= DATASET ROWS =
↓

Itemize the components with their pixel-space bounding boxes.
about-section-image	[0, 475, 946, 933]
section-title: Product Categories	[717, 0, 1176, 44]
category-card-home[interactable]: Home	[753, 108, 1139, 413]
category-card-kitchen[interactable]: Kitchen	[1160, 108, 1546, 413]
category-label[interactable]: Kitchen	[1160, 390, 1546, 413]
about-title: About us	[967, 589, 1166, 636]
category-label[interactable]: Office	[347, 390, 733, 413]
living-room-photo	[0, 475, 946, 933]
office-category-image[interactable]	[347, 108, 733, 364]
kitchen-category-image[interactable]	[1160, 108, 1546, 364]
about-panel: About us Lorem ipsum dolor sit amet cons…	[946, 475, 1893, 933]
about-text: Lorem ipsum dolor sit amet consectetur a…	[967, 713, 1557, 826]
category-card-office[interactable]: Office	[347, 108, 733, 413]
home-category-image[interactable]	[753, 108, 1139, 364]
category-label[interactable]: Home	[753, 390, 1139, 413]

↑

= TASK DETAILS =
Copy the listing above line for line, keeping every entry and its coordinates unchanged.

= ANSWER TO THIS PROBLEM =
Itemize the components with their pixel-space bounding boxes.
about-section-image	[0, 475, 946, 933]
section-title: Product Categories	[717, 0, 1176, 44]
category-card-home[interactable]: Home	[753, 108, 1139, 413]
category-card-kitchen[interactable]: Kitchen	[1160, 108, 1546, 413]
category-label[interactable]: Kitchen	[1160, 390, 1546, 413]
about-title: About us	[967, 589, 1166, 636]
category-label[interactable]: Office	[347, 390, 733, 413]
living-room-photo	[0, 475, 946, 933]
office-category-image[interactable]	[347, 108, 733, 364]
kitchen-category-image[interactable]	[1160, 108, 1546, 364]
about-panel: About us Lorem ipsum dolor sit amet cons…	[946, 475, 1893, 933]
about-text: Lorem ipsum dolor sit amet consectetur a…	[967, 713, 1557, 826]
category-card-office[interactable]: Office	[347, 108, 733, 413]
home-category-image[interactable]	[753, 108, 1139, 364]
category-label[interactable]: Home	[753, 390, 1139, 413]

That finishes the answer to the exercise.